**What is asked:** Output each entry that follows exactly. Images stay out.
* START *
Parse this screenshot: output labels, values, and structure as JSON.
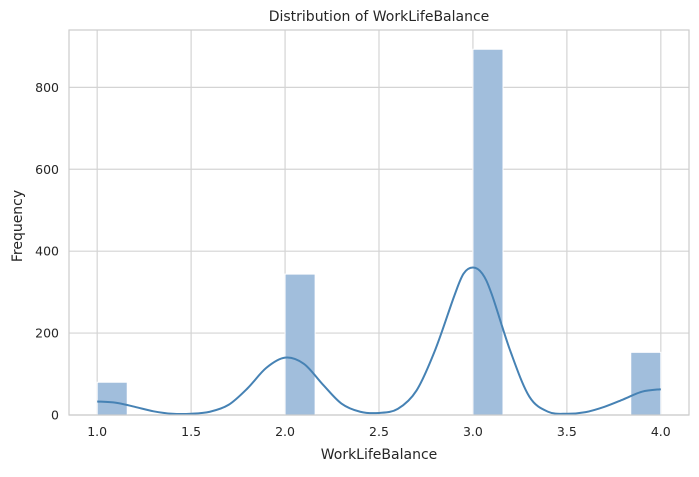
{
  "chart_data": {
    "type": "bar",
    "title": "Distribution of WorkLifeBalance",
    "xlabel": "WorkLifeBalance",
    "ylabel": "Frequency",
    "xlim": [
      0.85,
      4.15
    ],
    "ylim": [
      0,
      940
    ],
    "xticks": [
      "1.0",
      "1.5",
      "2.0",
      "2.5",
      "3.0",
      "3.5",
      "4.0"
    ],
    "xtick_values": [
      1.0,
      1.5,
      2.0,
      2.5,
      3.0,
      3.5,
      4.0
    ],
    "yticks": [
      "0",
      "200",
      "400",
      "600",
      "800"
    ],
    "ytick_values": [
      0,
      200,
      400,
      600,
      800
    ],
    "bins": [
      {
        "x0": 1.0,
        "x1": 1.16,
        "count": 80
      },
      {
        "x0": 2.0,
        "x1": 2.16,
        "count": 344
      },
      {
        "x0": 3.0,
        "x1": 3.16,
        "count": 893
      },
      {
        "x0": 3.84,
        "x1": 4.0,
        "count": 153
      }
    ],
    "kde": {
      "x": [
        1.0,
        1.1,
        1.2,
        1.3,
        1.4,
        1.5,
        1.6,
        1.7,
        1.8,
        1.9,
        2.0,
        2.1,
        2.2,
        2.3,
        2.4,
        2.5,
        2.6,
        2.7,
        2.8,
        2.9,
        2.95,
        3.0,
        3.05,
        3.1,
        3.2,
        3.3,
        3.4,
        3.5,
        3.6,
        3.7,
        3.8,
        3.9,
        4.0
      ],
      "y": [
        33,
        30,
        20,
        9,
        3,
        3,
        8,
        25,
        65,
        115,
        140,
        125,
        75,
        28,
        8,
        5,
        15,
        60,
        160,
        290,
        345,
        360,
        345,
        295,
        155,
        45,
        8,
        3,
        7,
        20,
        38,
        57,
        63
      ]
    },
    "grid": true,
    "bar_color": "#a1bedc",
    "bar_edge_color": "#ffffff",
    "line_color": "#4682b4"
  }
}
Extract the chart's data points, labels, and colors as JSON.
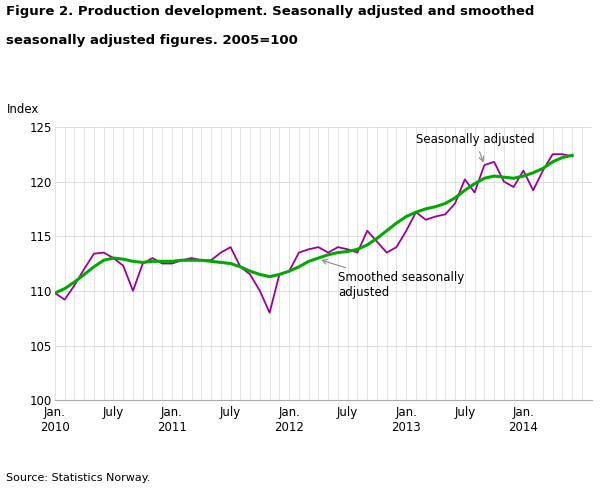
{
  "title_line1": "Figure 2. Production development. Seasonally adjusted and smoothed",
  "title_line2": "seasonally adjusted figures. 2005=100",
  "ylabel": "Index",
  "ylim": [
    100,
    125
  ],
  "yticks": [
    100,
    105,
    110,
    115,
    120,
    125
  ],
  "source": "Source: Statistics Norway.",
  "color_sa": "#9b009b",
  "color_smooth": "#00aa00",
  "linewidth_sa": 1.3,
  "linewidth_smooth": 2.2,
  "annotation_sa": "Seasonally adjusted",
  "annotation_smooth": "Smoothed seasonally\nadjusted",
  "sa_values": [
    109.8,
    109.2,
    110.5,
    112.0,
    113.4,
    113.5,
    113.0,
    112.3,
    110.0,
    112.5,
    113.0,
    112.5,
    112.5,
    112.8,
    113.0,
    112.8,
    112.8,
    113.5,
    114.0,
    112.2,
    111.5,
    110.0,
    108.0,
    111.5,
    111.8,
    113.5,
    113.8,
    114.0,
    113.5,
    114.0,
    113.8,
    113.5,
    115.5,
    114.5,
    113.5,
    114.0,
    115.5,
    117.2,
    116.5,
    116.8,
    117.0,
    118.0,
    120.2,
    119.0,
    121.5,
    121.8,
    120.0,
    119.5,
    121.0,
    119.2,
    121.0,
    122.5,
    122.5,
    122.3
  ],
  "smooth_values": [
    109.8,
    110.2,
    110.8,
    111.5,
    112.2,
    112.8,
    113.0,
    112.9,
    112.7,
    112.6,
    112.7,
    112.7,
    112.7,
    112.8,
    112.8,
    112.8,
    112.7,
    112.6,
    112.5,
    112.2,
    111.8,
    111.5,
    111.3,
    111.5,
    111.8,
    112.2,
    112.7,
    113.0,
    113.3,
    113.5,
    113.6,
    113.8,
    114.2,
    114.8,
    115.5,
    116.2,
    116.8,
    117.2,
    117.5,
    117.7,
    118.0,
    118.5,
    119.2,
    119.8,
    120.3,
    120.5,
    120.4,
    120.3,
    120.5,
    120.8,
    121.2,
    121.8,
    122.2,
    122.4
  ],
  "xtick_positions": [
    0,
    6,
    12,
    18,
    24,
    30,
    36,
    42,
    48
  ],
  "xtick_labels": [
    "Jan.\n2010",
    "July",
    "Jan.\n2011",
    "July",
    "Jan.\n2012",
    "July",
    "Jan.\n2013",
    "July",
    "Jan.\n2014"
  ],
  "n_points": 54,
  "xlim_max": 55
}
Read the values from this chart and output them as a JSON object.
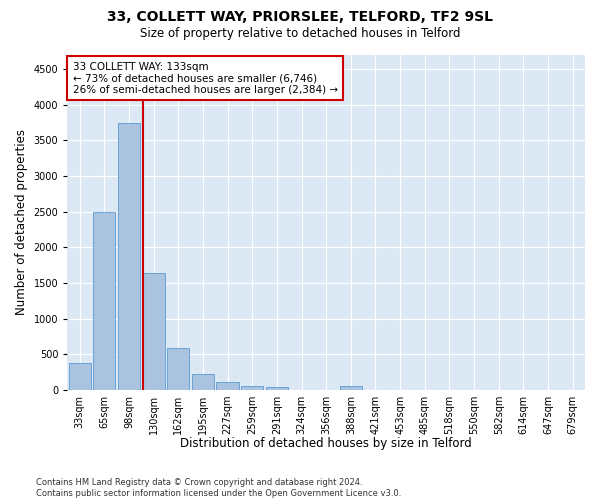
* END *
**Result below:**
Parse this screenshot: output labels, values, and structure as JSON.
{
  "chart_data": {
    "type": "bar",
    "title": "Distribution of WorkLifeBalance",
    "xlabel": "WorkLifeBalance",
    "ylabel": "Frequency",
    "xlim": [
      0.85,
      4.15
    ],
    "ylim": [
      0,
      940
    ],
    "xticks": [
      "1.0",
      "1.5",
      "2.0",
      "2.5",
      "3.0",
      "3.5",
      "4.0"
    ],
    "xtick_values": [
      1.0,
      1.5,
      2.0,
      2.5,
      3.0,
      3.5,
      4.0
    ],
    "yticks": [
      "0",
      "200",
      "400",
      "600",
      "800"
    ],
    "ytick_values": [
      0,
      200,
      400,
      600,
      800
    ],
    "bins": [
      {
        "x0": 1.0,
        "x1": 1.16,
        "count": 80
      },
      {
        "x0": 2.0,
        "x1": 2.16,
        "count": 344
      },
      {
        "x0": 3.0,
        "x1": 3.16,
        "count": 893
      },
      {
        "x0": 3.84,
        "x1": 4.0,
        "count": 153
      }
    ],
    "kde": {
      "x": [
        1.0,
        1.1,
        1.2,
        1.3,
        1.4,
        1.5,
        1.6,
        1.7,
        1.8,
        1.9,
        2.0,
        2.1,
        2.2,
        2.3,
        2.4,
        2.5,
        2.6,
        2.7,
        2.8,
        2.9,
        2.95,
        3.0,
        3.05,
        3.1,
        3.2,
        3.3,
        3.4,
        3.5,
        3.6,
        3.7,
        3.8,
        3.9,
        4.0
      ],
      "y": [
        33,
        30,
        20,
        9,
        3,
        3,
        8,
        25,
        65,
        115,
        140,
        125,
        75,
        28,
        8,
        5,
        15,
        60,
        160,
        290,
        345,
        360,
        345,
        295,
        155,
        45,
        8,
        3,
        7,
        20,
        38,
        57,
        63
      ]
    },
    "grid": true,
    "bar_color": "#a1bedc",
    "bar_edge_color": "#ffffff",
    "line_color": "#4682b4"
  }
}
Extract the chart's data points, labels, and colors as JSON.
{
  "title_line1": "Figure 2. Production development. Seasonally adjusted and smoothed",
  "title_line2": "seasonally adjusted figures. 2005=100",
  "ylabel": "Index",
  "ylim": [
    100,
    125
  ],
  "yticks": [
    100,
    105,
    110,
    115,
    120,
    125
  ],
  "source": "Source: Statistics Norway.",
  "color_sa": "#9b009b",
  "color_smooth": "#00aa00",
  "linewidth_sa": 1.3,
  "linewidth_smooth": 2.2,
  "annotation_sa": "Seasonally adjusted",
  "annotation_smooth": "Smoothed seasonally\nadjusted",
  "sa_values": [
    109.8,
    109.2,
    110.5,
    112.0,
    113.4,
    113.5,
    113.0,
    112.3,
    110.0,
    112.5,
    113.0,
    112.5,
    112.5,
    112.8,
    113.0,
    112.8,
    112.8,
    113.5,
    114.0,
    112.2,
    111.5,
    110.0,
    108.0,
    111.5,
    111.8,
    113.5,
    113.8,
    114.0,
    113.5,
    114.0,
    113.8,
    113.5,
    115.5,
    114.5,
    113.5,
    114.0,
    115.5,
    117.2,
    116.5,
    116.8,
    117.0,
    118.0,
    120.2,
    119.0,
    121.5,
    121.8,
    120.0,
    119.5,
    121.0,
    119.2,
    121.0,
    122.5,
    122.5,
    122.3
  ],
  "smooth_values": [
    109.8,
    110.2,
    110.8,
    111.5,
    112.2,
    112.8,
    113.0,
    112.9,
    112.7,
    112.6,
    112.7,
    112.7,
    112.7,
    112.8,
    112.8,
    112.8,
    112.7,
    112.6,
    112.5,
    112.2,
    111.8,
    111.5,
    111.3,
    111.5,
    111.8,
    112.2,
    112.7,
    113.0,
    113.3,
    113.5,
    113.6,
    113.8,
    114.2,
    114.8,
    115.5,
    116.2,
    116.8,
    117.2,
    117.5,
    117.7,
    118.0,
    118.5,
    119.2,
    119.8,
    120.3,
    120.5,
    120.4,
    120.3,
    120.5,
    120.8,
    121.2,
    121.8,
    122.2,
    122.4
  ],
  "xtick_positions": [
    0,
    6,
    12,
    18,
    24,
    30,
    36,
    42,
    48
  ],
  "xtick_labels": [
    "Jan.\n2010",
    "July",
    "Jan.\n2011",
    "July",
    "Jan.\n2012",
    "July",
    "Jan.\n2013",
    "July",
    "Jan.\n2014"
  ],
  "n_points": 54,
  "xlim_max": 55
}
Read the values from this chart and output them as a JSON object.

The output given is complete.